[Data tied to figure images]
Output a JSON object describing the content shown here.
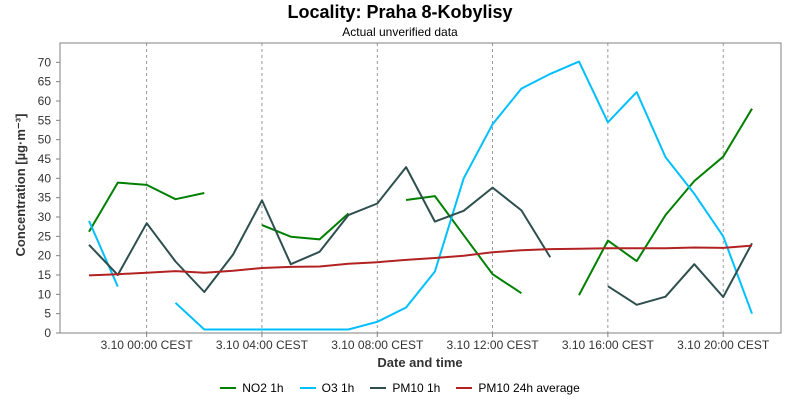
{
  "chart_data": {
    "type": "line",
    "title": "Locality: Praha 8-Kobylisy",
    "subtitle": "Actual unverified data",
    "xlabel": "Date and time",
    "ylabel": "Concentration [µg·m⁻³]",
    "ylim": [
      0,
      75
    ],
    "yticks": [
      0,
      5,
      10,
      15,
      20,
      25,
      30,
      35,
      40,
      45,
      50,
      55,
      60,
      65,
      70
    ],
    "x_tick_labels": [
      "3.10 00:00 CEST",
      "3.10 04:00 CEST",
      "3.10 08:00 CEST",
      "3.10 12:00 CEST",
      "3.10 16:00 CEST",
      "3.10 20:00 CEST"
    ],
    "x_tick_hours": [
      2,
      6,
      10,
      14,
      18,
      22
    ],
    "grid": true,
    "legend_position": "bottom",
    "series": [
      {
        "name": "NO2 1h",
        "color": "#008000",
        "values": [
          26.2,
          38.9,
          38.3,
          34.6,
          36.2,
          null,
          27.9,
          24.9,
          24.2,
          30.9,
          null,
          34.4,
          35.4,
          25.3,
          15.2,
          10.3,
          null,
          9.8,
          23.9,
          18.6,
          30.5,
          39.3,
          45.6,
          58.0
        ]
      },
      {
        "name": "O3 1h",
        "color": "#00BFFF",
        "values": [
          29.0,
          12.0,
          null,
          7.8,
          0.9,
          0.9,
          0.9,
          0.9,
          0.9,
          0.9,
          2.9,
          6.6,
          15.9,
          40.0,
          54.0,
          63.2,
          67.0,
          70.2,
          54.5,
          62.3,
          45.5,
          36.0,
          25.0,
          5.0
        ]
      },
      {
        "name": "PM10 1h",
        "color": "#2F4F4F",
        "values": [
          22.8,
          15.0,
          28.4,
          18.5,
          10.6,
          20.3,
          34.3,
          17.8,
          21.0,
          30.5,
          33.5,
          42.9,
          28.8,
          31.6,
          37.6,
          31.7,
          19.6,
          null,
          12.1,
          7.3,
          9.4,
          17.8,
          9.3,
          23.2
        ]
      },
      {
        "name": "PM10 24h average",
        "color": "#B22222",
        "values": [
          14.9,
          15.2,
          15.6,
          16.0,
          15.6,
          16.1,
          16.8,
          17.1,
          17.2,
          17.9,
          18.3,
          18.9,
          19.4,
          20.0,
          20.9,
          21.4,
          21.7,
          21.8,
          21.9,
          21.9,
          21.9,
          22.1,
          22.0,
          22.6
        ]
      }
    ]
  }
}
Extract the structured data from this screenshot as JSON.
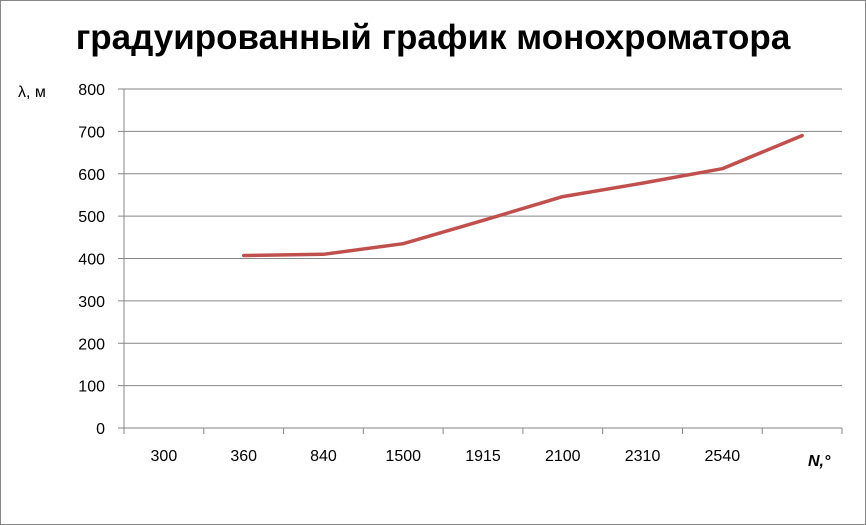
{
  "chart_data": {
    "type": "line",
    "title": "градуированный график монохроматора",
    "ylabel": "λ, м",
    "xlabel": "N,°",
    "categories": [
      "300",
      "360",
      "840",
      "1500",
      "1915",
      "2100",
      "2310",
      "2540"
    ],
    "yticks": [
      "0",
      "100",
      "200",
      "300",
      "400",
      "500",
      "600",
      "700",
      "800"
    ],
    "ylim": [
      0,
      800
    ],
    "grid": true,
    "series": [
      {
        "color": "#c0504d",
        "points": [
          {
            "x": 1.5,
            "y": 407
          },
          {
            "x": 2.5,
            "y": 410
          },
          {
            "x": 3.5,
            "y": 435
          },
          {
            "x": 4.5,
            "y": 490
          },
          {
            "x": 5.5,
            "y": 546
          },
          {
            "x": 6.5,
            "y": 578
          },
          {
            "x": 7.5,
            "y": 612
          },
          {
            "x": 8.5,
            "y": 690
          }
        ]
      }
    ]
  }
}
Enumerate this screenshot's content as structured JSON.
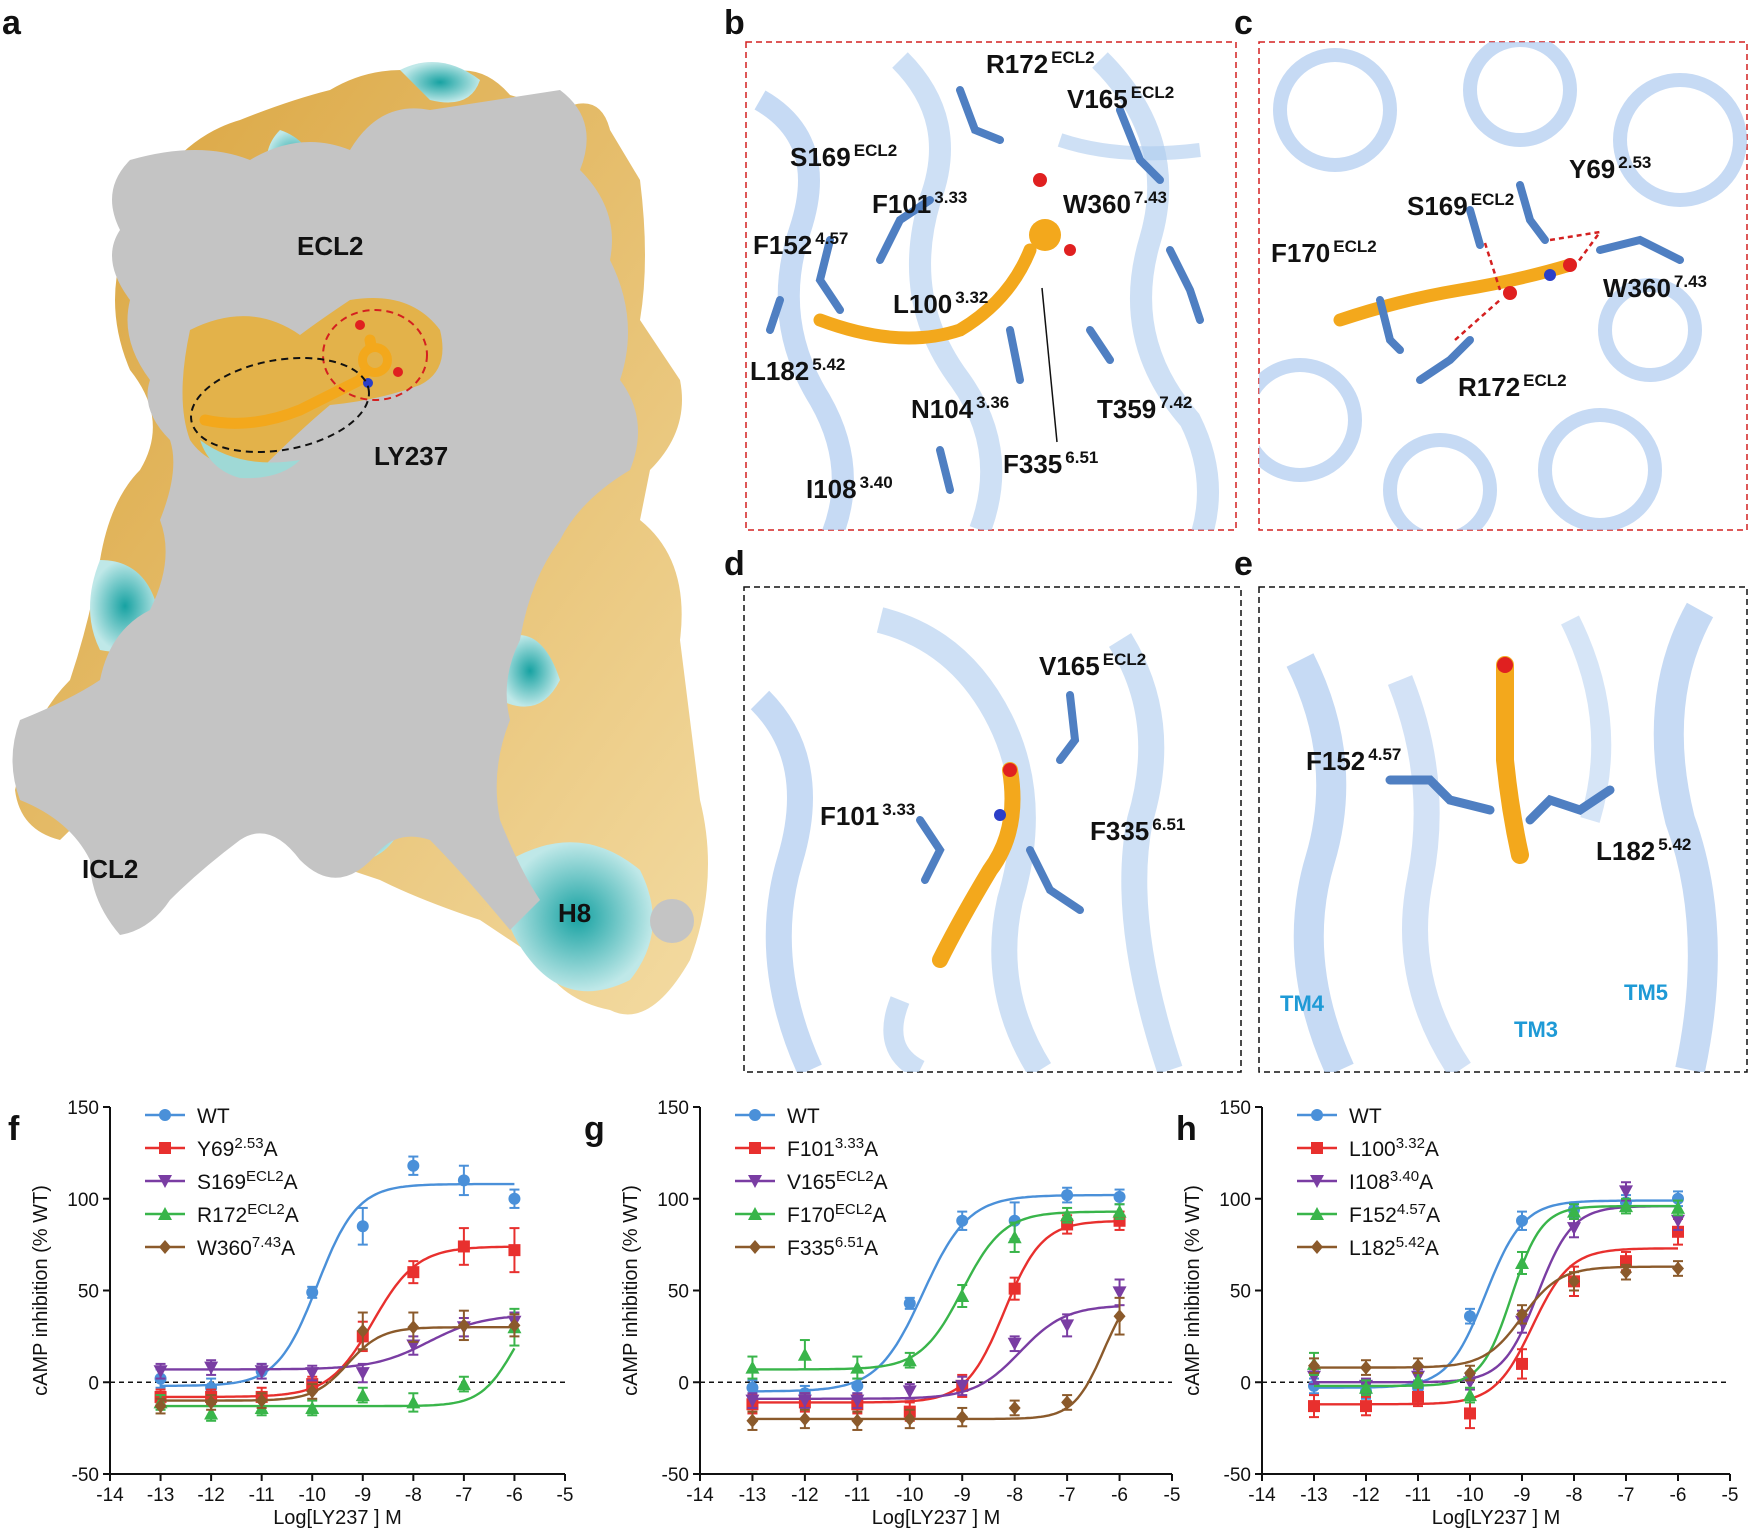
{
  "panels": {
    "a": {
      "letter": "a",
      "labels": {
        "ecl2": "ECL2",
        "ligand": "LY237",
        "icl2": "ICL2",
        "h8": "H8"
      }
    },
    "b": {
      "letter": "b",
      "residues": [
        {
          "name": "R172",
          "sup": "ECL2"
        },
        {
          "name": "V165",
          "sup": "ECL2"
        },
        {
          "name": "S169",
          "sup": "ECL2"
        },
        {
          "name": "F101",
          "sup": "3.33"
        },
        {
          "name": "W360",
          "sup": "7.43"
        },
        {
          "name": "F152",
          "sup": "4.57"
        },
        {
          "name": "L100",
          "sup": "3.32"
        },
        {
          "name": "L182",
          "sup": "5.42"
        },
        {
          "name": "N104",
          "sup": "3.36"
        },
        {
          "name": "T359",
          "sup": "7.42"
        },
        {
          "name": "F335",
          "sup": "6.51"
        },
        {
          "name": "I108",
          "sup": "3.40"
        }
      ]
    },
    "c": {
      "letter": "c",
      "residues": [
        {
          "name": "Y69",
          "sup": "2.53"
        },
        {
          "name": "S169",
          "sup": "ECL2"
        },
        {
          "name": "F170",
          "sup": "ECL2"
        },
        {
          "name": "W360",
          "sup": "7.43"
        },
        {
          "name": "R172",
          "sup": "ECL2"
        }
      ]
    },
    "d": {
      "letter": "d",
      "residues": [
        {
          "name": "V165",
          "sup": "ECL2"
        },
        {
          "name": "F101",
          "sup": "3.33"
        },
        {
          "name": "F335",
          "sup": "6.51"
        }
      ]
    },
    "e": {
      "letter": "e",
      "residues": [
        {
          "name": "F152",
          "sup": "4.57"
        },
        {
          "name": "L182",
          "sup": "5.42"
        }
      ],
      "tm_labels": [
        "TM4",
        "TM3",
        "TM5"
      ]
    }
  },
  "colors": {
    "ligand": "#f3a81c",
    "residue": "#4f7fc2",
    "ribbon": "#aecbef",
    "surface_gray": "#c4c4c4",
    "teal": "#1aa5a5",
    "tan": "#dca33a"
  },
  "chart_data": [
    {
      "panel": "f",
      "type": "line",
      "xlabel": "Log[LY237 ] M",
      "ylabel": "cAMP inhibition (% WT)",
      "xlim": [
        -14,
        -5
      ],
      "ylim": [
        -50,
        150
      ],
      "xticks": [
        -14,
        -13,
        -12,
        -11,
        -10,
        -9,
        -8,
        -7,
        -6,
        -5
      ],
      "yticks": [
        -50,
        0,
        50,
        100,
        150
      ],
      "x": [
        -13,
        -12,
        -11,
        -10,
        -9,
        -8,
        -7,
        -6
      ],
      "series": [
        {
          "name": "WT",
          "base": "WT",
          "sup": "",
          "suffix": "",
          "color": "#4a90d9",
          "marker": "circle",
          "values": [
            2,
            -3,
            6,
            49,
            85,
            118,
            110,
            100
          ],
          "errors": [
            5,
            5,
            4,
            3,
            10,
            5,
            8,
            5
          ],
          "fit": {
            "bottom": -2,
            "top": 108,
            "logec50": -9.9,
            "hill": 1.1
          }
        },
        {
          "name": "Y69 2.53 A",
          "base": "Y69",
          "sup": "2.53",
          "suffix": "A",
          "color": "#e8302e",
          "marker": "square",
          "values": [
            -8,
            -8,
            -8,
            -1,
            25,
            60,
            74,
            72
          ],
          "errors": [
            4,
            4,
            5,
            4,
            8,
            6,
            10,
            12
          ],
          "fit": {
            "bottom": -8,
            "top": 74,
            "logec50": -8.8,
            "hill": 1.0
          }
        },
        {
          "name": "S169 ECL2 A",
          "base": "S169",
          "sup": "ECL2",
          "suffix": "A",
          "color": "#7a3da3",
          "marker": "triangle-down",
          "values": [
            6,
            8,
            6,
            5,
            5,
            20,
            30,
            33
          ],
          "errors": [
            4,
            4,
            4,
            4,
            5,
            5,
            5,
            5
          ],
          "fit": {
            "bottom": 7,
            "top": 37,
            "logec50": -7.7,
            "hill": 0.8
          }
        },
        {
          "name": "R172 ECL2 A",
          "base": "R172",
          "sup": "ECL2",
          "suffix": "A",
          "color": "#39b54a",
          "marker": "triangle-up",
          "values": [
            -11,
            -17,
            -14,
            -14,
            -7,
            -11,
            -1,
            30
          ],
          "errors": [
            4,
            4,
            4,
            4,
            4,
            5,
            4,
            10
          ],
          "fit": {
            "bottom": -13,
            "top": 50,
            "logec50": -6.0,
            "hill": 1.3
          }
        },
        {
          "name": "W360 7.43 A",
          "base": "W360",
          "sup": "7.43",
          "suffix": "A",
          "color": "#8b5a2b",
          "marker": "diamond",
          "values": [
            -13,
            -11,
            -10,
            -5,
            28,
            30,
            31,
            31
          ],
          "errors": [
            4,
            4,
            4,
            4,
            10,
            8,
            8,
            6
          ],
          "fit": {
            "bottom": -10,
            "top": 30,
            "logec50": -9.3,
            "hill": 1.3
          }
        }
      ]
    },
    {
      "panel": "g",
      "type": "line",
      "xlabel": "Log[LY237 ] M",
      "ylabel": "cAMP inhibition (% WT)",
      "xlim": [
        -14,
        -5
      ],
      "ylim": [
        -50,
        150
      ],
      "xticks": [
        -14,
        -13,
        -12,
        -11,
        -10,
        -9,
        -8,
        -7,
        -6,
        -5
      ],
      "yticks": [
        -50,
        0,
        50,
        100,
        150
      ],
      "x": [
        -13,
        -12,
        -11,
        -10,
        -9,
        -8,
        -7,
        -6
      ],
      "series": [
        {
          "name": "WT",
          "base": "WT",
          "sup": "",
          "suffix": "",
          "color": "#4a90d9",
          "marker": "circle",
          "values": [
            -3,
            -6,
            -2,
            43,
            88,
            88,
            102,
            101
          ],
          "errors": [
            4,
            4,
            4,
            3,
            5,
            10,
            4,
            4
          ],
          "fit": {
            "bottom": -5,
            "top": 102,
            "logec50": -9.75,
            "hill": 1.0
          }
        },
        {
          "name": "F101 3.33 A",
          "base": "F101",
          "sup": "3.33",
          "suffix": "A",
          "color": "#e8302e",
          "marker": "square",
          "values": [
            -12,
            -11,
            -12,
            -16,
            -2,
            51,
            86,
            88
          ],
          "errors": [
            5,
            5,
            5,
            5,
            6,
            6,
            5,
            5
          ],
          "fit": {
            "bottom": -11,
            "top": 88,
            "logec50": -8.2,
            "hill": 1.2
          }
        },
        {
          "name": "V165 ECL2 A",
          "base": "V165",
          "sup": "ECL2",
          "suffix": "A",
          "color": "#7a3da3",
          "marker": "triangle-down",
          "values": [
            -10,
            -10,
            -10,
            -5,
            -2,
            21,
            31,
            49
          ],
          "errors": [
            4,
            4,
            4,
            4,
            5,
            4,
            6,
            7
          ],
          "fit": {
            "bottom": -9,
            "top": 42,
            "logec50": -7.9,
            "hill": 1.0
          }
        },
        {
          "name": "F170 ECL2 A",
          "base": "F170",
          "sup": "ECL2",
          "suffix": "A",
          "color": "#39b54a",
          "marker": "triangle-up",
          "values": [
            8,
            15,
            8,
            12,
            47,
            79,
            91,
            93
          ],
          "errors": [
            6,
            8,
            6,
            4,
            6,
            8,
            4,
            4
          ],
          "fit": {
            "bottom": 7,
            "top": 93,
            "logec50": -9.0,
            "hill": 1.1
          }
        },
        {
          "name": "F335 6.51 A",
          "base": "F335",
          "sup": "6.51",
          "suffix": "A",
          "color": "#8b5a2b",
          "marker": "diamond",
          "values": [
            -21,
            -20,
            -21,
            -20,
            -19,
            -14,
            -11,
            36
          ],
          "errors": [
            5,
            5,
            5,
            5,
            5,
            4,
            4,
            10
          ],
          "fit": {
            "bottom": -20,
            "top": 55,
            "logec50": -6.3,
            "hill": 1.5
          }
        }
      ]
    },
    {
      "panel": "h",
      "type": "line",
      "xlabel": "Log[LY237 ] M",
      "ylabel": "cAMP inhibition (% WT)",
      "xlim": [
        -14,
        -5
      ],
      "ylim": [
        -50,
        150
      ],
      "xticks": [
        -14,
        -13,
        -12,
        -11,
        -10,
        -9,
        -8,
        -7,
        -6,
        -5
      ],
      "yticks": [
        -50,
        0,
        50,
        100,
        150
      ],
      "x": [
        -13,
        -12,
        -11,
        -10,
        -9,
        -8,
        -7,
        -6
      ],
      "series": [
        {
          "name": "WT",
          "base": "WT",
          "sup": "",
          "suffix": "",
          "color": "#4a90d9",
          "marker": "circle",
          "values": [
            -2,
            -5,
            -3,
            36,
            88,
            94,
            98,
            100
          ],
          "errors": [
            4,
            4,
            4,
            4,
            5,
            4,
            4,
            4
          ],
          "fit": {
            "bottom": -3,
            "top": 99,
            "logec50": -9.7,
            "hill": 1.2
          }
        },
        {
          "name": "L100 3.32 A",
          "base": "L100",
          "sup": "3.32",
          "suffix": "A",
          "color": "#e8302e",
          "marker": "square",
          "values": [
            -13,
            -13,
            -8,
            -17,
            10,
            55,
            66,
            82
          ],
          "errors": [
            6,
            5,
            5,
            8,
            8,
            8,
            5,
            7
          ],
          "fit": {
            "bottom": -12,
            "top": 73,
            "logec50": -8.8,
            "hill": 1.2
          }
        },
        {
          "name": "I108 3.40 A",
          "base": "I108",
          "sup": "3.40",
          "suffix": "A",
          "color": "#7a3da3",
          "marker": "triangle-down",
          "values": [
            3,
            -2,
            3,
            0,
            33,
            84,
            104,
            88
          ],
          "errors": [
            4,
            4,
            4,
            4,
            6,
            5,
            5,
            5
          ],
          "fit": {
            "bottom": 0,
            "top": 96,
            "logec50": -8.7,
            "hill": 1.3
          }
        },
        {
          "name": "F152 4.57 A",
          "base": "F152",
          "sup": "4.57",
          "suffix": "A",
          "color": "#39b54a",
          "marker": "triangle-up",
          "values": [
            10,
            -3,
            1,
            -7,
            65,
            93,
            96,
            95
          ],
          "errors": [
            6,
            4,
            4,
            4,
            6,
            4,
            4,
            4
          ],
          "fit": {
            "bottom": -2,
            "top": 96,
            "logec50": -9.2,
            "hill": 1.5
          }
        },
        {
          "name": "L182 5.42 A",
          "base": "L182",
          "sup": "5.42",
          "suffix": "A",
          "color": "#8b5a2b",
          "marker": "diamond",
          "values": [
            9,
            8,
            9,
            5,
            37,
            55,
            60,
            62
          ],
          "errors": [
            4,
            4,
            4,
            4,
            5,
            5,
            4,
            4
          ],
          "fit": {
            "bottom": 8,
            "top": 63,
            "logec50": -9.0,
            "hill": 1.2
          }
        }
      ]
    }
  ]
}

▸ Stated task: Copy out every line in the entries above that holds "structured".

▸ Task solution:
Extract the structured data from this screenshot as JSON.
Enumerate this screenshot's content as structured JSON.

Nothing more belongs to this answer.